**EXERCISE GOAL**
Copy every line of the listing that holds the string "content".

**MATERIAL**
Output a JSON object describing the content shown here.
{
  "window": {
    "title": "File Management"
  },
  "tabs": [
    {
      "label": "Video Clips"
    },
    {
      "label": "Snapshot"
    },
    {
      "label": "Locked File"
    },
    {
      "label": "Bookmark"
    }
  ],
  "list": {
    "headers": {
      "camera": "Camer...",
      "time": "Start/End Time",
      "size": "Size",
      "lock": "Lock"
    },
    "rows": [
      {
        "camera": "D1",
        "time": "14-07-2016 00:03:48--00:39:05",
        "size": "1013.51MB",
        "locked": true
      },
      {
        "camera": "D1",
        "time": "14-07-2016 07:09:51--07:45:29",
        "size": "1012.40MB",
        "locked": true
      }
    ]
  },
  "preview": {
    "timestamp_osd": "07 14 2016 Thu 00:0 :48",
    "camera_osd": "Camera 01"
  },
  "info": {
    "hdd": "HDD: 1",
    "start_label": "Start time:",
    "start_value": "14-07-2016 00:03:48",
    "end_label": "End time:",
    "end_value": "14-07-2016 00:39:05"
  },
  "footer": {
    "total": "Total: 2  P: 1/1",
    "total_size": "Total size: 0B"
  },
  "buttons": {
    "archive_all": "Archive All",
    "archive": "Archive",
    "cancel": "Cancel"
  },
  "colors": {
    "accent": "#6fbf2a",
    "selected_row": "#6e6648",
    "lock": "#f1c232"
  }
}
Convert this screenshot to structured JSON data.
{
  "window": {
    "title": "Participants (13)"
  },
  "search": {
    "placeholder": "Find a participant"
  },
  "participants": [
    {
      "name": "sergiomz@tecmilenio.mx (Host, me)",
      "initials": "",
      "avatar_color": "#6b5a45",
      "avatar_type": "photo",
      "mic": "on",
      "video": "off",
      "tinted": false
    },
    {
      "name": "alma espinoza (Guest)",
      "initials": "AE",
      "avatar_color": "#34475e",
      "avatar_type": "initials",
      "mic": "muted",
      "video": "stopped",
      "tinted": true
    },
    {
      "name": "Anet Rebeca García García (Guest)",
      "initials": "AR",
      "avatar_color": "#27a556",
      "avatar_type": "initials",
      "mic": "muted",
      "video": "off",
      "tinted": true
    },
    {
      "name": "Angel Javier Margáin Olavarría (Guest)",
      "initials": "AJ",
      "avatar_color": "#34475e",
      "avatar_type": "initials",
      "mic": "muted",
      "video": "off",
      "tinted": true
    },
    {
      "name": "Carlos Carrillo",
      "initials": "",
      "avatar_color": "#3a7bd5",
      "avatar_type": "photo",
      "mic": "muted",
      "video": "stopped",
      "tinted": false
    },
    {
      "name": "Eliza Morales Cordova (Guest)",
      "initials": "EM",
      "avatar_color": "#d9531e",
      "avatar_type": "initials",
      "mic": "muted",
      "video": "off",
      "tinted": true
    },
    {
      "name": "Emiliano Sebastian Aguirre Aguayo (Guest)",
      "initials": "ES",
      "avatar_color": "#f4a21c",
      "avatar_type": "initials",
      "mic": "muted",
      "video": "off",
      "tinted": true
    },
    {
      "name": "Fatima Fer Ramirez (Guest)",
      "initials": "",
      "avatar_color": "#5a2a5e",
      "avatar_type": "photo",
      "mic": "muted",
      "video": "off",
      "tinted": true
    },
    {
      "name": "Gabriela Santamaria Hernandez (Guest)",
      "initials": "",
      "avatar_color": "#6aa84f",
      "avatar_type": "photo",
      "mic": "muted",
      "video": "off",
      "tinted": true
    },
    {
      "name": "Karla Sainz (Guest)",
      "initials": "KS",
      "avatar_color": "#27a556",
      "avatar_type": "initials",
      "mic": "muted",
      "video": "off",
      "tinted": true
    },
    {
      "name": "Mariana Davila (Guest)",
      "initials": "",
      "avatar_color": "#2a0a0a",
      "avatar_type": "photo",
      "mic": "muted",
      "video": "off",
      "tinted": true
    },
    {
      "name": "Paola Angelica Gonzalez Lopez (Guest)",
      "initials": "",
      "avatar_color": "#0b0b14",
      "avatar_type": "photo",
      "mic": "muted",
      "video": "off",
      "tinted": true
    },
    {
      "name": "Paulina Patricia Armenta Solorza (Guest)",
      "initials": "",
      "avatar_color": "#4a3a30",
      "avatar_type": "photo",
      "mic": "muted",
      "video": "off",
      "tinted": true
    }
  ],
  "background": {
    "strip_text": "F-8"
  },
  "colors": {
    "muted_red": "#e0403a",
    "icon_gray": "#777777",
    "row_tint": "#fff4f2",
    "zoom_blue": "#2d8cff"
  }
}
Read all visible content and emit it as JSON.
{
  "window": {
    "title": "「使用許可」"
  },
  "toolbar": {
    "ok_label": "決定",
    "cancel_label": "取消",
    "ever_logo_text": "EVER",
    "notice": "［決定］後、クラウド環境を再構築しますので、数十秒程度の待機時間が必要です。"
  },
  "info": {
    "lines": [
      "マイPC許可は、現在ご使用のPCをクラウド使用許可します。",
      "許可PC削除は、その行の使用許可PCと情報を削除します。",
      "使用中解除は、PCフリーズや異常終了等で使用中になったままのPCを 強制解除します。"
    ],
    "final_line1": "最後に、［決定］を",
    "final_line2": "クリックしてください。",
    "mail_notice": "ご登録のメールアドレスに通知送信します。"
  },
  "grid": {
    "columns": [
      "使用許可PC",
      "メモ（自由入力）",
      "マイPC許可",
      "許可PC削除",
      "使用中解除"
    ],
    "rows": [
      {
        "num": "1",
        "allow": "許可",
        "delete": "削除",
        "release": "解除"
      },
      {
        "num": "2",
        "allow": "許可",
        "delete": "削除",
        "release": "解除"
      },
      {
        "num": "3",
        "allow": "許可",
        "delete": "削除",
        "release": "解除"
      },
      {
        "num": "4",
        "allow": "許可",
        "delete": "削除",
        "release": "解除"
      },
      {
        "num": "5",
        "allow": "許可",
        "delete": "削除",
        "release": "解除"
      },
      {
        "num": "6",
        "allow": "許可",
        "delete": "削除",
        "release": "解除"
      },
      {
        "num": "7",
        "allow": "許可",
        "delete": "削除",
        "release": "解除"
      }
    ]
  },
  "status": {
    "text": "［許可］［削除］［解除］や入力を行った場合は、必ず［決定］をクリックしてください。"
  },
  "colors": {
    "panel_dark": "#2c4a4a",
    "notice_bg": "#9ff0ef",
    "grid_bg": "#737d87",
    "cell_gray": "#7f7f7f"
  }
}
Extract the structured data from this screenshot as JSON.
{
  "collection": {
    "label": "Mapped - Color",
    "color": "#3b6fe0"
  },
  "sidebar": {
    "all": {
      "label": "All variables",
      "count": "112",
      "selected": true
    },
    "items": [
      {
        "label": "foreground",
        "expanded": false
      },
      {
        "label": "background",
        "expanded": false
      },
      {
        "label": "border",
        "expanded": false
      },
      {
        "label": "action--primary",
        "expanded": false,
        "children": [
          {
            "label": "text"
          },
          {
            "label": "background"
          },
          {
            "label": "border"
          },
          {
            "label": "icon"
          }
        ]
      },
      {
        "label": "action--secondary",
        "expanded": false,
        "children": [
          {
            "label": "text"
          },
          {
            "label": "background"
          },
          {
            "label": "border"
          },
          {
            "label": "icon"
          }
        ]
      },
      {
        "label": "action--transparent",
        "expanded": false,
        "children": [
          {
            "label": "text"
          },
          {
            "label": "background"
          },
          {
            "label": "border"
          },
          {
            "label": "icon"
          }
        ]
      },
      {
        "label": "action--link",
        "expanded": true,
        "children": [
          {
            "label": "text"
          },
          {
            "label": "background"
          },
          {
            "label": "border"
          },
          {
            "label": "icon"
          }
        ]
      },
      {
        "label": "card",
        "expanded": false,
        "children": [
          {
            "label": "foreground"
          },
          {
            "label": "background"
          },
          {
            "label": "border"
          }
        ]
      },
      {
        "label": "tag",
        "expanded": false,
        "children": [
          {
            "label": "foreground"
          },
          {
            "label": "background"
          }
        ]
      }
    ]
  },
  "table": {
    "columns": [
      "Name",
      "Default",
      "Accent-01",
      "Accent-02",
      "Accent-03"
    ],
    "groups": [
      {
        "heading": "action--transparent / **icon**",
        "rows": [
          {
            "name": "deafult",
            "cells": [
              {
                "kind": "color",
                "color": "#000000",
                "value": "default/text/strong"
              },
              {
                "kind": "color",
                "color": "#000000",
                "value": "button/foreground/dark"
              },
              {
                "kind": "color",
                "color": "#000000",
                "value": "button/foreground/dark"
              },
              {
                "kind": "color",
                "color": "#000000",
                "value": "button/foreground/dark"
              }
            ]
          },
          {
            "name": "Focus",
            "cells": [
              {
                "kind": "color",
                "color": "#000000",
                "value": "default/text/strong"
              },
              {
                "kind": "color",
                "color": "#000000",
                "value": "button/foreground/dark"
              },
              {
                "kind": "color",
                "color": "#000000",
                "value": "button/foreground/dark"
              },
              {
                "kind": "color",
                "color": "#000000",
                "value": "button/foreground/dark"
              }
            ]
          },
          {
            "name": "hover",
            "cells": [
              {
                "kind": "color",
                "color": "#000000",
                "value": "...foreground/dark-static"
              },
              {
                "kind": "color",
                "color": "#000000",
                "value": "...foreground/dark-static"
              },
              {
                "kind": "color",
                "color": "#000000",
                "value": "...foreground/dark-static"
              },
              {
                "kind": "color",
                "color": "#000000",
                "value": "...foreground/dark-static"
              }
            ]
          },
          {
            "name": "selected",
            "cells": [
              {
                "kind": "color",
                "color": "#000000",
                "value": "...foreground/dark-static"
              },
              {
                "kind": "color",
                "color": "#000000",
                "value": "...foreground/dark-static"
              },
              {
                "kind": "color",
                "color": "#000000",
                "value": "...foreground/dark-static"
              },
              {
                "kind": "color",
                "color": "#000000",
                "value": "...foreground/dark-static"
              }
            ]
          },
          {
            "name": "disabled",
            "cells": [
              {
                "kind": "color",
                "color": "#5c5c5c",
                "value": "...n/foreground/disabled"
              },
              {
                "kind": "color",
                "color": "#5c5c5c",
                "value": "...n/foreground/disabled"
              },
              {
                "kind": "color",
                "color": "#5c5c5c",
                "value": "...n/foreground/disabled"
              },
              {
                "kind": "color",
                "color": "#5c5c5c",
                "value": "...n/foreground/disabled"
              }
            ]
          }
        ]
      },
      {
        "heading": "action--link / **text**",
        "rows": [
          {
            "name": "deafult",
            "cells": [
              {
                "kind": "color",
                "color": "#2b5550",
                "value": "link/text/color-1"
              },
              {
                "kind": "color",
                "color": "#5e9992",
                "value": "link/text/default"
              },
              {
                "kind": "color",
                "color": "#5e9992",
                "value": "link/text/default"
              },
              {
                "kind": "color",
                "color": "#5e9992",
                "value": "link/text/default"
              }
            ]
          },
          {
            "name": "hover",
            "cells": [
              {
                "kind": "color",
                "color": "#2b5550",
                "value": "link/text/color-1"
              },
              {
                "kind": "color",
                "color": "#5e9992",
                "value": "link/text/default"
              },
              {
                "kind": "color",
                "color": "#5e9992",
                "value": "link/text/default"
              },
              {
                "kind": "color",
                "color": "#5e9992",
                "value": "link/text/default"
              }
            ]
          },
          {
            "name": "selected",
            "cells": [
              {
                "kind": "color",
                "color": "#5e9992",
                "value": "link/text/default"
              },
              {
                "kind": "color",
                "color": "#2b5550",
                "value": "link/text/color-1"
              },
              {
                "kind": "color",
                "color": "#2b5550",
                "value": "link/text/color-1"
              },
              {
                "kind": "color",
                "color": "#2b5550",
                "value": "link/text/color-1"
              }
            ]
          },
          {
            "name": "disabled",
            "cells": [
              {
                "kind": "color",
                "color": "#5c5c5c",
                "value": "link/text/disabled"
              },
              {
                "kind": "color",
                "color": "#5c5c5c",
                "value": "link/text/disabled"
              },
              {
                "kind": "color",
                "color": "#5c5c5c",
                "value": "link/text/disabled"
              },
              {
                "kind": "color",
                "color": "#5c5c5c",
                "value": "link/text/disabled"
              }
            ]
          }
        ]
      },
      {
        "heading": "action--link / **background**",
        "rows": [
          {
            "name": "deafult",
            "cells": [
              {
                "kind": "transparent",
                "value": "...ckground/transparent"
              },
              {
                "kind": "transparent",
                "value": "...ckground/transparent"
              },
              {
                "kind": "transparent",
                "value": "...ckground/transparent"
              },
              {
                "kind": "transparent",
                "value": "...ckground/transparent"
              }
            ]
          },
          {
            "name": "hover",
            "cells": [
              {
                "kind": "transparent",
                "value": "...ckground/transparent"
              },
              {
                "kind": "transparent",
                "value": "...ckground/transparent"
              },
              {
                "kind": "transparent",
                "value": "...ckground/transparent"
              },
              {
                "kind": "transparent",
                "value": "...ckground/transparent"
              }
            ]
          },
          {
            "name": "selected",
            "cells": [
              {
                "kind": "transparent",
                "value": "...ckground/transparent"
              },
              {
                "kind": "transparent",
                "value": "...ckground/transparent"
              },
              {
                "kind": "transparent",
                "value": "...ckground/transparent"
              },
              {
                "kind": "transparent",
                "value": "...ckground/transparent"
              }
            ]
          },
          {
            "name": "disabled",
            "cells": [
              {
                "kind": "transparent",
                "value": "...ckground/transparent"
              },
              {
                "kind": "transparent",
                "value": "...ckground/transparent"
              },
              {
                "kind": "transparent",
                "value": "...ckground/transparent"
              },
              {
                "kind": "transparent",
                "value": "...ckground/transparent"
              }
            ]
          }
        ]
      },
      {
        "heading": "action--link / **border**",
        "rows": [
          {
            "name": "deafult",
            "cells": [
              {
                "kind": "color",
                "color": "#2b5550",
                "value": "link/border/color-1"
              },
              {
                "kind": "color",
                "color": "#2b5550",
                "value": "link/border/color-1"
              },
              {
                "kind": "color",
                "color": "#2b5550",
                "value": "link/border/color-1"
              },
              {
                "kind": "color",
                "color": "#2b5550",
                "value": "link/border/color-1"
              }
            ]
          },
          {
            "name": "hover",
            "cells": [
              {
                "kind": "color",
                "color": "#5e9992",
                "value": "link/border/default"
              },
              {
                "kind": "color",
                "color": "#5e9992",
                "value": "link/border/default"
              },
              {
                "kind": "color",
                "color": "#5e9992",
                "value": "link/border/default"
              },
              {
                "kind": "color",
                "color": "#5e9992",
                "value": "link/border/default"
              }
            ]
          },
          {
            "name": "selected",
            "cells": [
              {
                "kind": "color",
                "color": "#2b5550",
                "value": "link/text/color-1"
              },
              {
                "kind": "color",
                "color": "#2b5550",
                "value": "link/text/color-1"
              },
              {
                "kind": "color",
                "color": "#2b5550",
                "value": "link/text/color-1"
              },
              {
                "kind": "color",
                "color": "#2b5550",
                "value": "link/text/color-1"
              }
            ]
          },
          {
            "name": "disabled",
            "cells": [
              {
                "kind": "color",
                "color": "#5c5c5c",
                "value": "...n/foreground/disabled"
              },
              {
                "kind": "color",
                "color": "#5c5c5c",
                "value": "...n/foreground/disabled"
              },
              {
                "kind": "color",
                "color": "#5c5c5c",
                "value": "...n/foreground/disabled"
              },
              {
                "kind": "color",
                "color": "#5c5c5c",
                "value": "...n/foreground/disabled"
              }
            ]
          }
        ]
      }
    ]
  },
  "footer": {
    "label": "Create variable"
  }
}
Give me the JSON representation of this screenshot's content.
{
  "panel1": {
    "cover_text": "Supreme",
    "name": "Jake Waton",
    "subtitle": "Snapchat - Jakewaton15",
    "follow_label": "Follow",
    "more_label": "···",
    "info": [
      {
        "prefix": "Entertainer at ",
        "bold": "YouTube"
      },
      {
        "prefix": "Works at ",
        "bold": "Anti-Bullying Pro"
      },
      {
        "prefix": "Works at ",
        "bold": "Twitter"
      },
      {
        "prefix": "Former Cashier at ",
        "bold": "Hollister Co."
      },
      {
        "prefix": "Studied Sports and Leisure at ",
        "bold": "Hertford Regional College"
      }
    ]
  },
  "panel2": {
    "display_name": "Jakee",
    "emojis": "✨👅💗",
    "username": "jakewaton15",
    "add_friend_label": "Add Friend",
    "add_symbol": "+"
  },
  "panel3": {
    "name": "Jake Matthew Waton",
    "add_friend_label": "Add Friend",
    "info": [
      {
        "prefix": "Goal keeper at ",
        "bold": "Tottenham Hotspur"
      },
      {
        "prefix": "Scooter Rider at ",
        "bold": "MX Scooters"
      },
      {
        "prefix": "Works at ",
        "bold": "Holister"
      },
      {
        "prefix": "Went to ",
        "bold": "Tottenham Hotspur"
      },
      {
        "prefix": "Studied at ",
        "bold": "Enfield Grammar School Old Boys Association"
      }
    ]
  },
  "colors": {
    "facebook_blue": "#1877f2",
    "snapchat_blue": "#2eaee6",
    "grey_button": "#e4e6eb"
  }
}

**COMPLETE RESPONSE**
Output a JSON object describing the content shown here.
Read all visible content and emit it as JSON.
Give me the JSON representation of this screenshot's content.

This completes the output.